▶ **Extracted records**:
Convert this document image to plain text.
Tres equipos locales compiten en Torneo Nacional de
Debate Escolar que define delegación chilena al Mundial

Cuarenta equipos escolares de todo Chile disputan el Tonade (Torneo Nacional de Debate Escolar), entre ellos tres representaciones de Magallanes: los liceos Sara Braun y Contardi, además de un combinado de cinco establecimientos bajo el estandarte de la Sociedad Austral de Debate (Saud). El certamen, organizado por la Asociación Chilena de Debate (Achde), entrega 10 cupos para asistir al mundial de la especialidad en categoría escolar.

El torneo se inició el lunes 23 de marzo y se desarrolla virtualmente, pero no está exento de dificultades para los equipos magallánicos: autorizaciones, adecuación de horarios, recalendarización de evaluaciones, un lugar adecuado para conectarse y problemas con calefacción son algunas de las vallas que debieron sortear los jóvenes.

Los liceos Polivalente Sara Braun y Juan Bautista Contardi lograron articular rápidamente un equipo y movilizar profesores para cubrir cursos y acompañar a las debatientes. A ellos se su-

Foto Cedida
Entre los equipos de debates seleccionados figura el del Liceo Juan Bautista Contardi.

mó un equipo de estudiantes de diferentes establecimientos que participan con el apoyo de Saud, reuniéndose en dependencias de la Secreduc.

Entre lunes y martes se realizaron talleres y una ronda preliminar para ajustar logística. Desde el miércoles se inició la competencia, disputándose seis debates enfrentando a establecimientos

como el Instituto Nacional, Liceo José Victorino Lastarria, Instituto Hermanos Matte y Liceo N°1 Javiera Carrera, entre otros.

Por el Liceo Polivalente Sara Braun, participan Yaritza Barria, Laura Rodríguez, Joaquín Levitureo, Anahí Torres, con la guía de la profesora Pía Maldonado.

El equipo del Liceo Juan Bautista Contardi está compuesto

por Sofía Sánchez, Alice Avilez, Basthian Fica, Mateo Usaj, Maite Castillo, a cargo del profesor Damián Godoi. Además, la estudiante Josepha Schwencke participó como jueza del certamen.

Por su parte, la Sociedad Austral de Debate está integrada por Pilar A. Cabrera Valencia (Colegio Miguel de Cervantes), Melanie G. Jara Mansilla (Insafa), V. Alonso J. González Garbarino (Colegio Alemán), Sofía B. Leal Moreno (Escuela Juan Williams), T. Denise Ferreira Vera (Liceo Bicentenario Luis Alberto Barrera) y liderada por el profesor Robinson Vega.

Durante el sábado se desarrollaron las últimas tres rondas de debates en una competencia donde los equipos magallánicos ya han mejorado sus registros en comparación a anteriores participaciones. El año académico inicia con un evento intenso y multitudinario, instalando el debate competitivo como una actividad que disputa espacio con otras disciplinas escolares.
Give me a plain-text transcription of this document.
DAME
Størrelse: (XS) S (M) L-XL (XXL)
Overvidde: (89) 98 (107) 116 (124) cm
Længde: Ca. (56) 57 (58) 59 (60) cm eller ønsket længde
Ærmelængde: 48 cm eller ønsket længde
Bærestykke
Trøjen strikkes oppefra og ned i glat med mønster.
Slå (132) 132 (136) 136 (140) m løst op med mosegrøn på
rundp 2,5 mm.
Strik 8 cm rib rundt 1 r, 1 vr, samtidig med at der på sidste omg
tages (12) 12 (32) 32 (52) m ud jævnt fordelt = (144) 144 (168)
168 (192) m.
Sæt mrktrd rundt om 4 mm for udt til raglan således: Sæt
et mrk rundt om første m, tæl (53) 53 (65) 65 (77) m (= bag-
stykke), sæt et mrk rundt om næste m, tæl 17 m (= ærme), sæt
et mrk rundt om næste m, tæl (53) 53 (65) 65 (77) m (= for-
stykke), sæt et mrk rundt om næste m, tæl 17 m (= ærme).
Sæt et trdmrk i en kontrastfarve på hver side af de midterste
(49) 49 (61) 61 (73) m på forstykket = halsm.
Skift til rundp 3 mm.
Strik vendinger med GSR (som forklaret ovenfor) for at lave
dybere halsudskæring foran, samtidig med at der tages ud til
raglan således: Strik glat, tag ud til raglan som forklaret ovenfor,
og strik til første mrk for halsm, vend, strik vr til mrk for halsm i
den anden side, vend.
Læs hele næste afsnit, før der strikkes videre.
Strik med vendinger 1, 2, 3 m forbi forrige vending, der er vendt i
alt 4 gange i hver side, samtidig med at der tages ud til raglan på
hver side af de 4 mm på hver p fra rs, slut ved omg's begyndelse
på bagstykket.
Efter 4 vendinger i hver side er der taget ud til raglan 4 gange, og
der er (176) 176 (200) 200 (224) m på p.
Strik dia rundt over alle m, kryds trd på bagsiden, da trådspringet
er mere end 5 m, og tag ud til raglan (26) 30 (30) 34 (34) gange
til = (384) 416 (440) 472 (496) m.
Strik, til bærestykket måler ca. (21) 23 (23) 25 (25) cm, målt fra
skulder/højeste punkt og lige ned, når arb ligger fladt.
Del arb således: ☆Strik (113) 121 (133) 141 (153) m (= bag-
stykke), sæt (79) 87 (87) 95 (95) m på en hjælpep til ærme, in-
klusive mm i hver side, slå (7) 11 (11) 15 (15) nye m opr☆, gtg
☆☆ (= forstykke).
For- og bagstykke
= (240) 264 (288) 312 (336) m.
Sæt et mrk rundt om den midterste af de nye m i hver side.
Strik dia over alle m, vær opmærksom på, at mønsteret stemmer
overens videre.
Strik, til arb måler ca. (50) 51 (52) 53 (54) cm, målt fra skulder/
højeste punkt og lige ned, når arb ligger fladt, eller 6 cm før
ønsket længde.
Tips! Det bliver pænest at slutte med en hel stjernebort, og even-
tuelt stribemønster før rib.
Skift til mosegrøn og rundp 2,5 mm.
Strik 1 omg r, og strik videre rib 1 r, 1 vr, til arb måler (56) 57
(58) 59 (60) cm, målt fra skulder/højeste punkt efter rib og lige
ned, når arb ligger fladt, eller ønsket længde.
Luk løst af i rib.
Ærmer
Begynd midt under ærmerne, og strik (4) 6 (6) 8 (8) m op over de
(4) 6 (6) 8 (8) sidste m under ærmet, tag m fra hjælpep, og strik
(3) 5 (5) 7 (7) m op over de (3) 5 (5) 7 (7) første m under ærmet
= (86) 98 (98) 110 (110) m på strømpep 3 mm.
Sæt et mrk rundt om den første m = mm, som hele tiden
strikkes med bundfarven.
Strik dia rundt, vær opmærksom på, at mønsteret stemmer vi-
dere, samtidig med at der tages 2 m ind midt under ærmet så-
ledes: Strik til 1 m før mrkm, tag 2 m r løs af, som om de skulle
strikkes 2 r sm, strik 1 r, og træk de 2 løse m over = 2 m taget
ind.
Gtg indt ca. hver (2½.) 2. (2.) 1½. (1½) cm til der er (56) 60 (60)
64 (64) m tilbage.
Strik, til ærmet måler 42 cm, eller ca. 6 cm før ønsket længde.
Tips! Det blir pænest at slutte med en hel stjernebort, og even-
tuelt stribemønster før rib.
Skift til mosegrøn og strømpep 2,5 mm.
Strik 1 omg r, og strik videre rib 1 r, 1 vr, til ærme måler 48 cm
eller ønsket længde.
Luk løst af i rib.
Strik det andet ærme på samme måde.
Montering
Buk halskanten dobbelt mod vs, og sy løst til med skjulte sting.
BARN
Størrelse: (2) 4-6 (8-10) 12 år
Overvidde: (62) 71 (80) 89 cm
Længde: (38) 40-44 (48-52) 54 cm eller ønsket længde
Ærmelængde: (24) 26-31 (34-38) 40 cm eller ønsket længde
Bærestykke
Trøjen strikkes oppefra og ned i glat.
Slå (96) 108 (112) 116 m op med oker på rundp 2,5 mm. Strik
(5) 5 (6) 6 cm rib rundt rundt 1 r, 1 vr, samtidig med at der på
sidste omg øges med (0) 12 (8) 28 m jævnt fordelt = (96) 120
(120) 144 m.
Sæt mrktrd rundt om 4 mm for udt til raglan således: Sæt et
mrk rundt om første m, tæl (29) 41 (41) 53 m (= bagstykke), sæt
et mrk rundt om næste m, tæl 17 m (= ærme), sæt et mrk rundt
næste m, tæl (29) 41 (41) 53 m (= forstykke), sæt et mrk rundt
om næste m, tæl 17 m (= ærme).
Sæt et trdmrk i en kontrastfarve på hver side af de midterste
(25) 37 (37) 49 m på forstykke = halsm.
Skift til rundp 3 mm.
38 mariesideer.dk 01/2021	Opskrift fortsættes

▶ **SET PROBLEM**: Select every line in the records above that contains the word "rundp".

▶ **RESPONSE TO THE TASK**:
rundp 2,5 mm.
Skift til rundp 3 mm.
Skift til mosegrøn og rundp 2,5 mm.
Slå (96) 108 (112) 116 m op med oker på rundp 2,5 mm. Strik
Skift til rundp 3 mm.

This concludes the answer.